Problem → Check every line of the material below for the string "Seniors", and return the ones that have it.
** Begin **
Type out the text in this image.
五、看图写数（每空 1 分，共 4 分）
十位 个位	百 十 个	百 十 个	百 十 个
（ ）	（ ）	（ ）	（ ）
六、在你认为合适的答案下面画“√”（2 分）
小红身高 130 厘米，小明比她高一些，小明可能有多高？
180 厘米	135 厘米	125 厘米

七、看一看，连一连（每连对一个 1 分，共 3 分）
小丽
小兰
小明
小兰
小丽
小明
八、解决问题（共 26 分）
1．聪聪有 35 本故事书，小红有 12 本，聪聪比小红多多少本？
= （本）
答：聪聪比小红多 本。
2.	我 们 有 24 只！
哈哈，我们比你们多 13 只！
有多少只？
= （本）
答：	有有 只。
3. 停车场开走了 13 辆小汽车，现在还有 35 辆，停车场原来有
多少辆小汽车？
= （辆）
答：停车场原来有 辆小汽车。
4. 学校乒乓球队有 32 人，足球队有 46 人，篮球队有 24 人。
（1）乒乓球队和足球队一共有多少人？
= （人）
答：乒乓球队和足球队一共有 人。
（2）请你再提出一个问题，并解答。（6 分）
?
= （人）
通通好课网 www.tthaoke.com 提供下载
** End **
** Begin **
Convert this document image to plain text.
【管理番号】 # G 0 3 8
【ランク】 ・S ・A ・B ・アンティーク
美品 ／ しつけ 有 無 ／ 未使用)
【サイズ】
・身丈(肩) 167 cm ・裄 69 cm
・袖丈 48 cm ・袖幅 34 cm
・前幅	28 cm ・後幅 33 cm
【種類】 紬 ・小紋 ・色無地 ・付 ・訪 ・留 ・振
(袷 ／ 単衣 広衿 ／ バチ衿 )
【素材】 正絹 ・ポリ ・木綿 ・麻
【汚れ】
** End **
** Begin **
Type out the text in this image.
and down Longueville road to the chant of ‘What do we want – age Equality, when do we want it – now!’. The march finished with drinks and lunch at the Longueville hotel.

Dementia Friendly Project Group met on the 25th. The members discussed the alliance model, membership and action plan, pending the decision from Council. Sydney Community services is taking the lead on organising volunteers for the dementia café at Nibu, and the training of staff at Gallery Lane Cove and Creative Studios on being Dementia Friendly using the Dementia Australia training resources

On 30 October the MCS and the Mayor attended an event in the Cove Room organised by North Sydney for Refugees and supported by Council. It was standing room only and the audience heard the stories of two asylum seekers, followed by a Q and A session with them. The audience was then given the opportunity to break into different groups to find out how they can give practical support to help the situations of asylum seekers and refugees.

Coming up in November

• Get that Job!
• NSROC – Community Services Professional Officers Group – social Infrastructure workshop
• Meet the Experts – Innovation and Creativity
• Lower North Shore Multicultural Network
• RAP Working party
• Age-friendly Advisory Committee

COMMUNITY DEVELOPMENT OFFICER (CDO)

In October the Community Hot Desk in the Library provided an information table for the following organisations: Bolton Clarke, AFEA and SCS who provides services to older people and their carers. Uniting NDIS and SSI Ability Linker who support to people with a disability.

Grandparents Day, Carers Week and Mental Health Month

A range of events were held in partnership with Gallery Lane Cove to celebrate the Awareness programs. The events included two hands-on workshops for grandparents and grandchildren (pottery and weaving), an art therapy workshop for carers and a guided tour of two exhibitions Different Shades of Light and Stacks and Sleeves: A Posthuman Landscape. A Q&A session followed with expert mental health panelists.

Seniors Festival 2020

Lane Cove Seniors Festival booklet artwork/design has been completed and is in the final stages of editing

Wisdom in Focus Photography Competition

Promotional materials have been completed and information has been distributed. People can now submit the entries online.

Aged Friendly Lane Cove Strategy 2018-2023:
** End **
Correct output →
Seniors Festival 2020
Lane Cove Seniors Festival booklet artwork/design has been completed and is in the final stages of editing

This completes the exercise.